-- Begin Passage --

Then the smallest of voices, from the youngest of children was heard from the back of the sprawling sanctuary at First Baptist Church.
Leake is pastor of the church that was the first stop for more than 150 boys and girls involved in local scouting programs, and about 30 adults who participated in a Ten Commandments Walk in downtown Meridian on Saturday.
The walkers toured several different churches and heard from 10 ministers, who each talked about one of the Ten Commandments from the Bible.
Leake talked about the difference between a suggestion and a commandment and what the first commandment "You shall have no other gods before me" means.
He led the group in prayer and told the children that they are "number one" in God's book and he wants to be "number one" in their book.
Leake said he wanted to be a part of the Ten Commandments Walk because it opens the doors of the churches in the community, possibly to some who may not have a church. He also liked the idea of the walk because it invites young people to think about their relationship with God.
John Beauregard is the executive of the Choctaw Area Council of the Boy Scouts of America. He said that while the Scouts have a lot of events centered around fun and camping, part of a Scout's oath is to do their duty to God.
He encouraged young people to participate in the Religious Emblems Program offered through the Scouts, that involves the Scout's family and religious leaders who help the Scout learn more about their religion or faith traditions.

-- End Passage --

- **Task statement**
Pick up the article on the Ten Commandments Walk after its last sentence and continue it.

-- Begin Data excerpts --

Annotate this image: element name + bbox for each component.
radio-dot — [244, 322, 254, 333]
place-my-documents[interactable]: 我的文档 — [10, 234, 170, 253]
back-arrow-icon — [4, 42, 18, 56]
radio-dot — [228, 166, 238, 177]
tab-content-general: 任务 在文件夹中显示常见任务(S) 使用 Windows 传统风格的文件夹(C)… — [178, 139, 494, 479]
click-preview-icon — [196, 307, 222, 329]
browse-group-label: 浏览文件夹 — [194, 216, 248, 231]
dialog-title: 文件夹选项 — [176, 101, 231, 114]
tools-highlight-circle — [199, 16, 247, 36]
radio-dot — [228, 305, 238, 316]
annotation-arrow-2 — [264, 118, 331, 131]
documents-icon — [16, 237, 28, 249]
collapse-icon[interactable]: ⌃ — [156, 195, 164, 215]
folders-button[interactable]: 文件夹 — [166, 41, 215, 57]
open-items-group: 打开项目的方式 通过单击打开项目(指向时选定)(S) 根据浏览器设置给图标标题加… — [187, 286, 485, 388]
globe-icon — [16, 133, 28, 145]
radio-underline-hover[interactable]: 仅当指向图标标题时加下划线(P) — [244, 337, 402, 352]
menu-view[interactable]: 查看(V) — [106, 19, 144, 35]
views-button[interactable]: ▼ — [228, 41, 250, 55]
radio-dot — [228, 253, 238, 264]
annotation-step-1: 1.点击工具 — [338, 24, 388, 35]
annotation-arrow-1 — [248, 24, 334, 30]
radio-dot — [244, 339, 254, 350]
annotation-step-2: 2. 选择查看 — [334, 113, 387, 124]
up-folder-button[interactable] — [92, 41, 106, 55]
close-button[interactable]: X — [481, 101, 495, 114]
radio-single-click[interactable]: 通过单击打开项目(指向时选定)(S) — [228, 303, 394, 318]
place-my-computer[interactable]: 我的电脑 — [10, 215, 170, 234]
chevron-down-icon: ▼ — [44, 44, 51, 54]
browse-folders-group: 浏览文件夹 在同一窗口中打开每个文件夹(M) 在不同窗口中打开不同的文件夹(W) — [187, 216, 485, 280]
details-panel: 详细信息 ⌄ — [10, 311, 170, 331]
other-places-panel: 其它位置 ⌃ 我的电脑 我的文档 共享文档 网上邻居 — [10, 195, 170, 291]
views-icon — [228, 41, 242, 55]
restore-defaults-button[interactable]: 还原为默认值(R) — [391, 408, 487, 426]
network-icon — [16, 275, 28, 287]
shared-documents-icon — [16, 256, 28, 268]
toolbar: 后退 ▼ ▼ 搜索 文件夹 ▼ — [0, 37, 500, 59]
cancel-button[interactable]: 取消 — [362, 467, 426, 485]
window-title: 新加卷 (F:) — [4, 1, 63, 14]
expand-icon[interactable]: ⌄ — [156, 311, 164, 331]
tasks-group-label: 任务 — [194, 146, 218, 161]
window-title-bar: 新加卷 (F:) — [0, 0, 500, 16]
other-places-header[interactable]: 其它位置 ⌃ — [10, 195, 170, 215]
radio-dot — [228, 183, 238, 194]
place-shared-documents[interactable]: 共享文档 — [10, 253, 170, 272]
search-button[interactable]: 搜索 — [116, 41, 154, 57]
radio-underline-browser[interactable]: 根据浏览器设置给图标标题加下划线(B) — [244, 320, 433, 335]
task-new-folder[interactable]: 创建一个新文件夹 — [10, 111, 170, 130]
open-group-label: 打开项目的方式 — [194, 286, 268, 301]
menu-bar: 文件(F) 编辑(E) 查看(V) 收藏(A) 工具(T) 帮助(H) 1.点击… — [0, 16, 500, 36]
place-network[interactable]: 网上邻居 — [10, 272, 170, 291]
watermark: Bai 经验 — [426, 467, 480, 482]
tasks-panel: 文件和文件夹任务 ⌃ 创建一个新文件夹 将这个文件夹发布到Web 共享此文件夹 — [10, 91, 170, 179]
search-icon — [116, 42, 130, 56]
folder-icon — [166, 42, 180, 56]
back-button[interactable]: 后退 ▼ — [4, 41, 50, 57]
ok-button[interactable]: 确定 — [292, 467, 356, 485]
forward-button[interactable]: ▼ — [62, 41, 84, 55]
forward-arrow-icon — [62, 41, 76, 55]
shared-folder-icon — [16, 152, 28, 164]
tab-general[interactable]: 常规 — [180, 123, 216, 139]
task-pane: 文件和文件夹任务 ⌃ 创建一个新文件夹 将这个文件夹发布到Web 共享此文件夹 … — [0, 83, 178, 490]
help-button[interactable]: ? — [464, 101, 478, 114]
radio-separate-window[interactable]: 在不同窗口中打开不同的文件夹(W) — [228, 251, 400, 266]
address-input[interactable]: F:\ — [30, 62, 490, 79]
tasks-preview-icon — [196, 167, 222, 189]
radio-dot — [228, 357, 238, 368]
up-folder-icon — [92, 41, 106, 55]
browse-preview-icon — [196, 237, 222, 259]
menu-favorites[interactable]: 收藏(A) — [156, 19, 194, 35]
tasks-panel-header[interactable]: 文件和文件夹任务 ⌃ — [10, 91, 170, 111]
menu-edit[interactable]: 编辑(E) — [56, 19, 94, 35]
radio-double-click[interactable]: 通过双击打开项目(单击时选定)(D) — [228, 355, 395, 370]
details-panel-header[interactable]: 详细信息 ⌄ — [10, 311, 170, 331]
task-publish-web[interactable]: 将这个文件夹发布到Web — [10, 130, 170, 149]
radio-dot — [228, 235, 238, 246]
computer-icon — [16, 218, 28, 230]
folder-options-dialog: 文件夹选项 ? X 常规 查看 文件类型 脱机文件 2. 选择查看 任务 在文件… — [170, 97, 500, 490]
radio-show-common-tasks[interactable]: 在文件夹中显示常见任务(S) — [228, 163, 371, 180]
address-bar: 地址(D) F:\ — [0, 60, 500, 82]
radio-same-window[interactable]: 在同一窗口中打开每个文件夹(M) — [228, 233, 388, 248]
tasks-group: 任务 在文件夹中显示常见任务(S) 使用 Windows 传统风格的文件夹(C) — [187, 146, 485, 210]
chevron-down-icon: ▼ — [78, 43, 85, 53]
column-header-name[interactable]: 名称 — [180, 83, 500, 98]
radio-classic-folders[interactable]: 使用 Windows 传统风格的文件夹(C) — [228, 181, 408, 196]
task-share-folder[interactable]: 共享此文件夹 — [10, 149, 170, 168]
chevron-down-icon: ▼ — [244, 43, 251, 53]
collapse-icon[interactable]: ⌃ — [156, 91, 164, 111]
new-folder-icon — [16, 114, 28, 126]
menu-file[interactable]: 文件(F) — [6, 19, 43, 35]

-- End Data excerpts --

- **Reply**
Organizers of the walk plan to make it an annual event.
Sandra Pace, Girl Scout leader with Troop 430, sponsored by Fifth Street Baptist Church, said she liked the idea of the walk because she said the Scouts need to know about different religions.
Patt Elliott, membership and marketing director of the Girl Scouts of Gulf Pines Council, said it is good to see the commonality between different religions.
Beauregard said seeing the differences and similarities helps promote religious tolerance and respect for the beliefs of others.
Other participating churches in Saturday's walk were Jubilee Mennonite Church; First Christian Church; St. Paul's Episcopal Church; Central United Methodist Church; First Presbyterian Church; Church of Jesus Christ of Latter Day Saints; New Wine Ministries; 31st Avenue Baptist Church; and St. Patrick Catholic Church.